- Excerpt provided -
Stocks are trading at record highs.

But this new high-water mark for the benchmark S&P 500 (^GSPC) has not been met with resounding enthusiasm or relief.

Investor sentiment data from the American Association of Individual Investors showed there were still more bears than bulls for the week ended April 16, according to RBC’s head of US equity strategy, Lori Calvasina, in a Sunday night note to clients.

“While we were surprised by how low the level of bullishness remained on this survey, we probably shouldn’t have been, based on the conversations we had with long-only US-focused and US-based equity investors last week,” Calvasina and her team wrote.

With the stock market’s push to a record close last Wednesday, the S&P 500 capped its fastest return to record highs after a drop of at least 5% since at least 1928, according to data from Bespoke Investment Group.

On Friday, the Nasdaq clinched its 13th straight winning session, its longest streak since 1992.

Calvasina added that the speed of the market’s ascent left investors she and her team met with in a relative “state of disbelief,” with many thinking that “stocks were simply pricing in too much optimism, with potential ripple effects from the Middle East and energy market disruption still clouding the outlook in terms of potential cost pressures on businesses and consumers and demand/sentiment impacts.”

Notably, private credit worries, AI bubble fears, and concerns about a policy mistake from the Fed did not feature in these discussions, RBC added.

For some commentators, this rally is a source of frustration or, more pointedly, a sign that investors are flat-out wrong about how much to discount a series of global risks.

- What to produce -
Rewrite the stretch of the investor-sentiment piece from "Calvasina added that" through "discussions, RBC added.", replacing "Fed" with "Federal Reserve". The records below come from a separate source.

- Data -

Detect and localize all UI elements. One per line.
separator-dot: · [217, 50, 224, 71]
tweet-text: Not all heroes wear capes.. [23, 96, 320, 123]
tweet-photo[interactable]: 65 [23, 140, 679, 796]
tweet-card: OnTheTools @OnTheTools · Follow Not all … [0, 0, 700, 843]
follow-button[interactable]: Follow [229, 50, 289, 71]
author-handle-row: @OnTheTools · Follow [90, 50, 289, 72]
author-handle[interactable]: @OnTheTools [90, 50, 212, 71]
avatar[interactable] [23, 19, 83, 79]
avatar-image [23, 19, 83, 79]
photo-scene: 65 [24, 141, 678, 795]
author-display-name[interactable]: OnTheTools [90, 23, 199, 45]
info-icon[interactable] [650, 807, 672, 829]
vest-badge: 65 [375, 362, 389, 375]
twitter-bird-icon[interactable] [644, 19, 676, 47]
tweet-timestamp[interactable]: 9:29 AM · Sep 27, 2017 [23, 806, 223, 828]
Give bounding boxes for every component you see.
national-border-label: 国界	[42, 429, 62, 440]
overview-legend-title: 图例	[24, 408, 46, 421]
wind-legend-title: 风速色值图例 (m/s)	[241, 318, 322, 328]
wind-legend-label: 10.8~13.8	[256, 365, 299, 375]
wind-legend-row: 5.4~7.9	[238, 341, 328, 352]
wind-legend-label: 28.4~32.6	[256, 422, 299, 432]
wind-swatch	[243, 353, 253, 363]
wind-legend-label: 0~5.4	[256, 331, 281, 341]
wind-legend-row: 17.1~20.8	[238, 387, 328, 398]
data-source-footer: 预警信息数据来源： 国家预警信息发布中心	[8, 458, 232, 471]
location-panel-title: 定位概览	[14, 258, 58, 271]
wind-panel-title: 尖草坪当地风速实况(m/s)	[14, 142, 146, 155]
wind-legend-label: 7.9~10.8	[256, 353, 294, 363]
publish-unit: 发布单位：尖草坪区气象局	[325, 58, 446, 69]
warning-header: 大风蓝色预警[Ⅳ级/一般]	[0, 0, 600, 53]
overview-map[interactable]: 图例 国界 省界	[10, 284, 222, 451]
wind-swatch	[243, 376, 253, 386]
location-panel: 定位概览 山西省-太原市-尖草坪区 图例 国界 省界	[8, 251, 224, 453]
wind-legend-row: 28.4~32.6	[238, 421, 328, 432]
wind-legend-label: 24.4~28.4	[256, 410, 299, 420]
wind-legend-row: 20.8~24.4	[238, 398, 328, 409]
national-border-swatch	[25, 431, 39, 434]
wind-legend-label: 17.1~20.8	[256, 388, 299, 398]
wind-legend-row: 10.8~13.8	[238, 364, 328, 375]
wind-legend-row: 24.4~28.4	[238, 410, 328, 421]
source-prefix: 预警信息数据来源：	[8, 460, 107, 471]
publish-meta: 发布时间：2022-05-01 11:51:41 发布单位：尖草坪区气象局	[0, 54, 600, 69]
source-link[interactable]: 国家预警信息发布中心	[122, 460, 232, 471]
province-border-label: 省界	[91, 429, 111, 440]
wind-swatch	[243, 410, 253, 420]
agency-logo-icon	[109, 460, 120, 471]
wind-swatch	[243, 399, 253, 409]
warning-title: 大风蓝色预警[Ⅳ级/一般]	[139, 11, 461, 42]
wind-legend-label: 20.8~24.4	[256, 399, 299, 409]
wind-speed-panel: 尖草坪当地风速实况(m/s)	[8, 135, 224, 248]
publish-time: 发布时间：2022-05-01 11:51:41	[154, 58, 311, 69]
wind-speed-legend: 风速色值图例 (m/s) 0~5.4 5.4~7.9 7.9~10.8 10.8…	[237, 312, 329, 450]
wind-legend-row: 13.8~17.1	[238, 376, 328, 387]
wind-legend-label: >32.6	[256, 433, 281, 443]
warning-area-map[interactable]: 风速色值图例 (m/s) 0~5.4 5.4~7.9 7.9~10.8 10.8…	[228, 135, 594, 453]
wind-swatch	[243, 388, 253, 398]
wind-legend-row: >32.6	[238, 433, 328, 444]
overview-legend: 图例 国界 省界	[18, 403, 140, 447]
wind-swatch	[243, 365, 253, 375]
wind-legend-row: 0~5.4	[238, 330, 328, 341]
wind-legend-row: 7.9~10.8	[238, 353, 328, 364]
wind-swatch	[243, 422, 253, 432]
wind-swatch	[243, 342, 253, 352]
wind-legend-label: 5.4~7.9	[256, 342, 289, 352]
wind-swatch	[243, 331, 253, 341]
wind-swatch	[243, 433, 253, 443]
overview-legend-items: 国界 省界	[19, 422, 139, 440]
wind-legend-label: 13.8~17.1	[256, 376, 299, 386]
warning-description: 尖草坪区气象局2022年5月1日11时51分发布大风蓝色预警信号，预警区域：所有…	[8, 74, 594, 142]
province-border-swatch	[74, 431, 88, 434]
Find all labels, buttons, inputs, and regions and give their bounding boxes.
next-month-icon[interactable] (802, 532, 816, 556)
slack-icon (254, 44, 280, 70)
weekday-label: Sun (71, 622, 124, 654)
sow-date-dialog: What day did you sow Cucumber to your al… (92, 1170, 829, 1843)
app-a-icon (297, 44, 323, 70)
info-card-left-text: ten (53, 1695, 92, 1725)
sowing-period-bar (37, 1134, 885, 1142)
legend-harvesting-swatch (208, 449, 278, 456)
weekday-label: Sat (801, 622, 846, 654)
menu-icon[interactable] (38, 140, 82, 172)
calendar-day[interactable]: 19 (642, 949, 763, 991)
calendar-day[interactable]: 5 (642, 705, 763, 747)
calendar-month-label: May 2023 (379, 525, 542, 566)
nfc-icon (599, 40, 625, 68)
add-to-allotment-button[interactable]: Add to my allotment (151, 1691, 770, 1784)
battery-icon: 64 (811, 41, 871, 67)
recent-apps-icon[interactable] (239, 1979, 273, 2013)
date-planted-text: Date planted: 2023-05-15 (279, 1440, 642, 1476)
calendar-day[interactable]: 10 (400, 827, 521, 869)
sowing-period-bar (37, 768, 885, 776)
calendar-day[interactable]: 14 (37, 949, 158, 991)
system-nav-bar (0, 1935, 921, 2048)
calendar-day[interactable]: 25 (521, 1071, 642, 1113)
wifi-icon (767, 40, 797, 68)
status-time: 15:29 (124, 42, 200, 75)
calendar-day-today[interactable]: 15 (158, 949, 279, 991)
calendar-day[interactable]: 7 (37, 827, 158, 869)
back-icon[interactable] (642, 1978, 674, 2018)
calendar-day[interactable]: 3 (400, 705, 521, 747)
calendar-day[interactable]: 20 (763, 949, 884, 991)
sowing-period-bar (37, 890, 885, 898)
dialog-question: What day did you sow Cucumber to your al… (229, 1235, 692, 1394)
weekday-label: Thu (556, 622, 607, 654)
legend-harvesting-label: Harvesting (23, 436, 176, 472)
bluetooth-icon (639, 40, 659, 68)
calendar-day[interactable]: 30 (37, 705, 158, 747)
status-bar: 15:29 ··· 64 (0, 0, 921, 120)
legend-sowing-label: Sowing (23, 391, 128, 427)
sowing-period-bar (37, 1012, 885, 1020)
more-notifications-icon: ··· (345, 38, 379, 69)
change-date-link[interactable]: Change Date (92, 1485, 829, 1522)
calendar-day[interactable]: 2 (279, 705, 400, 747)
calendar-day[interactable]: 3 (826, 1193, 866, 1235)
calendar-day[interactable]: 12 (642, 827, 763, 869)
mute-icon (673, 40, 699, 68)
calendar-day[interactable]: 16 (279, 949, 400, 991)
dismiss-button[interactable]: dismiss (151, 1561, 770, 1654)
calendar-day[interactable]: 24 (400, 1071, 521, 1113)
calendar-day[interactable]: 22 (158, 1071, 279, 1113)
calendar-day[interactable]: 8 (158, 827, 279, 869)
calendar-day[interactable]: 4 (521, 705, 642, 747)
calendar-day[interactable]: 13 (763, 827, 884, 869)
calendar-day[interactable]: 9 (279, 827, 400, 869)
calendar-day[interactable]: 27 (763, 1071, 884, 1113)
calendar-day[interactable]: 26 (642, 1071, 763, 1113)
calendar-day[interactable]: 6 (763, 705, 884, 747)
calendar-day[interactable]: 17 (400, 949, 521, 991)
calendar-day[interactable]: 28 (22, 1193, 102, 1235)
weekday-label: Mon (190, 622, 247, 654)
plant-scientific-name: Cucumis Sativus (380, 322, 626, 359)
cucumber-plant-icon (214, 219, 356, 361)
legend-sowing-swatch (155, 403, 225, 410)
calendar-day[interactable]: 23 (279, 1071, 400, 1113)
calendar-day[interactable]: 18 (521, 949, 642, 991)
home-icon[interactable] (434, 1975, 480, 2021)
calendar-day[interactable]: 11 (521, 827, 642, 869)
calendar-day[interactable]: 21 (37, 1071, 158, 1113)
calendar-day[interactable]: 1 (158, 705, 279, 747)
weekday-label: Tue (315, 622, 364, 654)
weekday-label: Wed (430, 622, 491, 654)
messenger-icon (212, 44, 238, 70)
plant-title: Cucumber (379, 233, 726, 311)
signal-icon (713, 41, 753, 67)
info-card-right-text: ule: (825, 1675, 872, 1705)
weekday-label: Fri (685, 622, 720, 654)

- Exercise response -
Calvasina added that the speed of the market’s ascent left investors she and her team met with in a relative “state of disbelief,” with many thinking that “stocks were simply pricing in too much optimism, with potential ripple effects from the Middle East and energy market disruption still clouding the outlook in terms of potential cost pressures on businesses and consumers and demand/sentiment impacts.”

Notably, private credit worries, AI bubble fears, and concerns about a policy mistake from the Federal Reserve did not feature in these discussions, RBC added.